§ **Work instructions**:
Answer these questions from the notes below on saving and pushing eval runs:
1. Which file in a run directory holds the run's logs?
2. Under what path do legacy v0 runs land?
3. What does the --name option set when pushing results?

§ **Passage to read**:
=== Begin Enclosure ===
Each run is saved to a fresh per-run dir (so runs never overwrite each other):

outputs/<taskset>--<model>--<harness>/<uuid>/
  config.toml      # the resolved run config — re-runnable via `@ config.toml`
  results.jsonl    # one full trace per line (the data the platform + prime-rl consume)
  eval.log         # the run's logs

# find the newest run
ls -dt outputs/*/*/ | head

# avg reward across rollouts (recomputed — aggregates aren't stored)
jq -s 'map(.rewards | add // 0) | add / length' outputs/<...>/results.jsonl

The dashboard shows the avg reward live; in --rich false mode there's no summary line, so recompute it from results.jsonl (each line's rewards is the per-@reward breakdown; the run reward is their sum). Skim a few traces for sanity before publishing.

Legacy v0 runs land under outputs/evals/<env-id>--<model>/<run-id>/ with metadata.json + results.jsonl.

Push results

prime eval push <output_dir>

<output_dir> is a run directory (e.g. outputs/<taskset>--<model>--<harness>/<uuid>). With no path it auto-discovers the latest run under outputs/. Useful overrides:

-e owner/<name> — published environment slug (push the env with prime env push first if needed)
--name "<label>" — display name for the evaluation
=== End Enclosure ===
Dataset records:
=== Begin Enclosure ===
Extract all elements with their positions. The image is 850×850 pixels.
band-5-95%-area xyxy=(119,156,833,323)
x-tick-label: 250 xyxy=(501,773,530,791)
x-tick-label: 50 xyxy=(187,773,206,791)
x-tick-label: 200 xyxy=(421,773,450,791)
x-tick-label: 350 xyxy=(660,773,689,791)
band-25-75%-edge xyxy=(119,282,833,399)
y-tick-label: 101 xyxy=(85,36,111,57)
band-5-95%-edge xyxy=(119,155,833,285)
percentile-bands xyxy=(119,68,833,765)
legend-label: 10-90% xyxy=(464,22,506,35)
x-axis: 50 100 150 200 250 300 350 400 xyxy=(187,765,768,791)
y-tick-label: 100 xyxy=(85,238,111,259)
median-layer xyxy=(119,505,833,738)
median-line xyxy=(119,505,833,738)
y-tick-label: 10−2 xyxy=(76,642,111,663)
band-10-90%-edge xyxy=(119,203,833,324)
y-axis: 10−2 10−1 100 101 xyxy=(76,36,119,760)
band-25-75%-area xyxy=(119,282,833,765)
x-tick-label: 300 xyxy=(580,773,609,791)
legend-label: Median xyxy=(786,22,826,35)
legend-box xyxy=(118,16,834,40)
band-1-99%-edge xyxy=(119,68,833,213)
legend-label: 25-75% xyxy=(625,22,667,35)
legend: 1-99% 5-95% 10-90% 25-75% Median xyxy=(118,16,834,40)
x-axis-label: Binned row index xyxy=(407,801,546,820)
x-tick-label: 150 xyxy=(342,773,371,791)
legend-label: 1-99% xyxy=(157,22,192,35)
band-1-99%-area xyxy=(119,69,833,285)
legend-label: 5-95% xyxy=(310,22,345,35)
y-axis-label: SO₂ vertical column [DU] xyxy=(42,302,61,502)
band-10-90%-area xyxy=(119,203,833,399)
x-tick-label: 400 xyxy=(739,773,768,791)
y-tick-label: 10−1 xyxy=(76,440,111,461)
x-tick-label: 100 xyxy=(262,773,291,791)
=== End Enclosure ===
§ **Reply to the exercise**:
1. eval.log
2. outputs/evals/<env-id>--<model>/<run-id>/
3. The display name for the evaluation.